## Job
Copy each line below that includes "الحفرة".

## Records to process
* Begin *

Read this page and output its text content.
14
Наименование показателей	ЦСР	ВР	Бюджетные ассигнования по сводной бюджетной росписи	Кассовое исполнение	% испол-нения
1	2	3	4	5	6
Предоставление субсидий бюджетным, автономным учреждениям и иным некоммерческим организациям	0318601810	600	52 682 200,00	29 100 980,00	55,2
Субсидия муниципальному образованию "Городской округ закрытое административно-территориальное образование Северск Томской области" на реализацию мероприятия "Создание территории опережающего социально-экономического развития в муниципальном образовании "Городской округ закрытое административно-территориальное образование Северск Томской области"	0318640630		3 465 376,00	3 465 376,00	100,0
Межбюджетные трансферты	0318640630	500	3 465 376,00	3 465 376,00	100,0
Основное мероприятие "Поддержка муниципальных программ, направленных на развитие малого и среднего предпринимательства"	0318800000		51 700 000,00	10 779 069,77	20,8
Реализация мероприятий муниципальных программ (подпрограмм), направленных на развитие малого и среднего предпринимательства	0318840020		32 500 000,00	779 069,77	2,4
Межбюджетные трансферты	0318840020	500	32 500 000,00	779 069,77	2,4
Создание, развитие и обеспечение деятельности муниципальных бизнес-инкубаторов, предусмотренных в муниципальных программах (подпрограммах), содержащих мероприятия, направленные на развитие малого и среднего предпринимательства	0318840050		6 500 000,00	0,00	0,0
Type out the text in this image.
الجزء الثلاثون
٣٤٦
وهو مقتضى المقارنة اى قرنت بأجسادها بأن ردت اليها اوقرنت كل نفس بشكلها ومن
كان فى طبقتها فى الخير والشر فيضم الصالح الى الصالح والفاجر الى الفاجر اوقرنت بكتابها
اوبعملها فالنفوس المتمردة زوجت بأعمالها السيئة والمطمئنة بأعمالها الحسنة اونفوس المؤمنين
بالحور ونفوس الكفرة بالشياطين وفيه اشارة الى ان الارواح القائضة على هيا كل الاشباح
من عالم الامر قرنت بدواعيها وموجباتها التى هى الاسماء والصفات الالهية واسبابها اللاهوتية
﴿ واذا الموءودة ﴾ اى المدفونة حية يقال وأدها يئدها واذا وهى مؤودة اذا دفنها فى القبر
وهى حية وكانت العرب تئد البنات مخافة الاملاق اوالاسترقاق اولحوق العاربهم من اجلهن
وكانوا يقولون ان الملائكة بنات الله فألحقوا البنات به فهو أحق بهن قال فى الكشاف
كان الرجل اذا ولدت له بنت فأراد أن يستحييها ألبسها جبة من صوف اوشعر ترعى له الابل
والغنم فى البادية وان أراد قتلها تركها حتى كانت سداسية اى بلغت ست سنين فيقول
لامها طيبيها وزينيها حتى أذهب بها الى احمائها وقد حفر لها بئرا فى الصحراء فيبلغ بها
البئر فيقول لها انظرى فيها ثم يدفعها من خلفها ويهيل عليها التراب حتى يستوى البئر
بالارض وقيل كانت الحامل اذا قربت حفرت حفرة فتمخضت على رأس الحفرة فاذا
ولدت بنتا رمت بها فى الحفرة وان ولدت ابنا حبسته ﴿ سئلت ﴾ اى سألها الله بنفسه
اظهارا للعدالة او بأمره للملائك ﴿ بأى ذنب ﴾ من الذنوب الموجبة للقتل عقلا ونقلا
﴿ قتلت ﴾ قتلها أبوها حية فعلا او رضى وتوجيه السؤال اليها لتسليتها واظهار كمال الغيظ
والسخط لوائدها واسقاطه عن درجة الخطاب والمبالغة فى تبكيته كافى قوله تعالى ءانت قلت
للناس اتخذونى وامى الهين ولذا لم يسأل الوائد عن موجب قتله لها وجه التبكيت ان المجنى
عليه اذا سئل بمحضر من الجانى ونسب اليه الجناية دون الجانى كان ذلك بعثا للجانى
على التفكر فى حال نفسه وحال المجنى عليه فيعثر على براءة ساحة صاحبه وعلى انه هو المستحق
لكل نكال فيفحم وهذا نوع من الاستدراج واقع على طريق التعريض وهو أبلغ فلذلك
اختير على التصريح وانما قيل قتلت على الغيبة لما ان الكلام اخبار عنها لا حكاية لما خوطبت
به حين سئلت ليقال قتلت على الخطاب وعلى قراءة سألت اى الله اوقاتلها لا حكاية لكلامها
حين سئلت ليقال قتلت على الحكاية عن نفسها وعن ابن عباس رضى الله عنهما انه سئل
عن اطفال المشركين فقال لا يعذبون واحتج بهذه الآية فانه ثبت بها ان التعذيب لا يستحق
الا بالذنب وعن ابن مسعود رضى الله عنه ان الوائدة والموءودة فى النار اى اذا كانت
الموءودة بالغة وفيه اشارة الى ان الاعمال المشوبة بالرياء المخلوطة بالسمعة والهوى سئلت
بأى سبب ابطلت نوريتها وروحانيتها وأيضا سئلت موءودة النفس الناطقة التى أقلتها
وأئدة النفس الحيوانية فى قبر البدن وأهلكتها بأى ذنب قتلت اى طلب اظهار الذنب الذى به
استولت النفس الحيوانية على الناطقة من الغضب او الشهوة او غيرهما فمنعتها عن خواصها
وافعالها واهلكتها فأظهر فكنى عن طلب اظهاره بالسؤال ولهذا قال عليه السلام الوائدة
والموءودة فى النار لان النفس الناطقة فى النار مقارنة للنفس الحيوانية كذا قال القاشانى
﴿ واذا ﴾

* End *

## Task result
بالارض وقيل كانت الحامل اذا قربت حفرت حفرة فتمخضت على رأس الحفرة فاذا
ولدت بنتا رمت بها فى الحفرة وان ولدت ابنا حبسته ﴿ سئلت ﴾ اى سألها الله بنفسه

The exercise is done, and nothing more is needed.